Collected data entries
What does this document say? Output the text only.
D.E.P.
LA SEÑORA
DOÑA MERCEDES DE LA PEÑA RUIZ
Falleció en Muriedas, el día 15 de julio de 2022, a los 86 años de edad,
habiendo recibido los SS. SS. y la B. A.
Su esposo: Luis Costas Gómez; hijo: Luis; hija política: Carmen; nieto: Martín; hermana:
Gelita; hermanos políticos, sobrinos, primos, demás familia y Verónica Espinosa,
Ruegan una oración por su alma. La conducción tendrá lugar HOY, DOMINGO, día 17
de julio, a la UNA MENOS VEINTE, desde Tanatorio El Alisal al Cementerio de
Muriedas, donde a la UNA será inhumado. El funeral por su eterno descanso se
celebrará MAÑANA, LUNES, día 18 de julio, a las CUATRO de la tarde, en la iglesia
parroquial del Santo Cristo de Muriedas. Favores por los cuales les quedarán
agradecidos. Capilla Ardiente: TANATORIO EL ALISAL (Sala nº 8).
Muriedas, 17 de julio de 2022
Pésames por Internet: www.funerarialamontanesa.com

§ Problem to solve: Show the lines of the data that hold the word "Muriedas".

§ Final result:
Falleció en Muriedas, el día 15 de julio de 2022, a los 86 años de edad,
Muriedas, donde a la UNA será inhumado. El funeral por su eterno descanso se
parroquial del Santo Cristo de Muriedas. Favores por los cuales les quedarán
Muriedas, 17 de julio de 2022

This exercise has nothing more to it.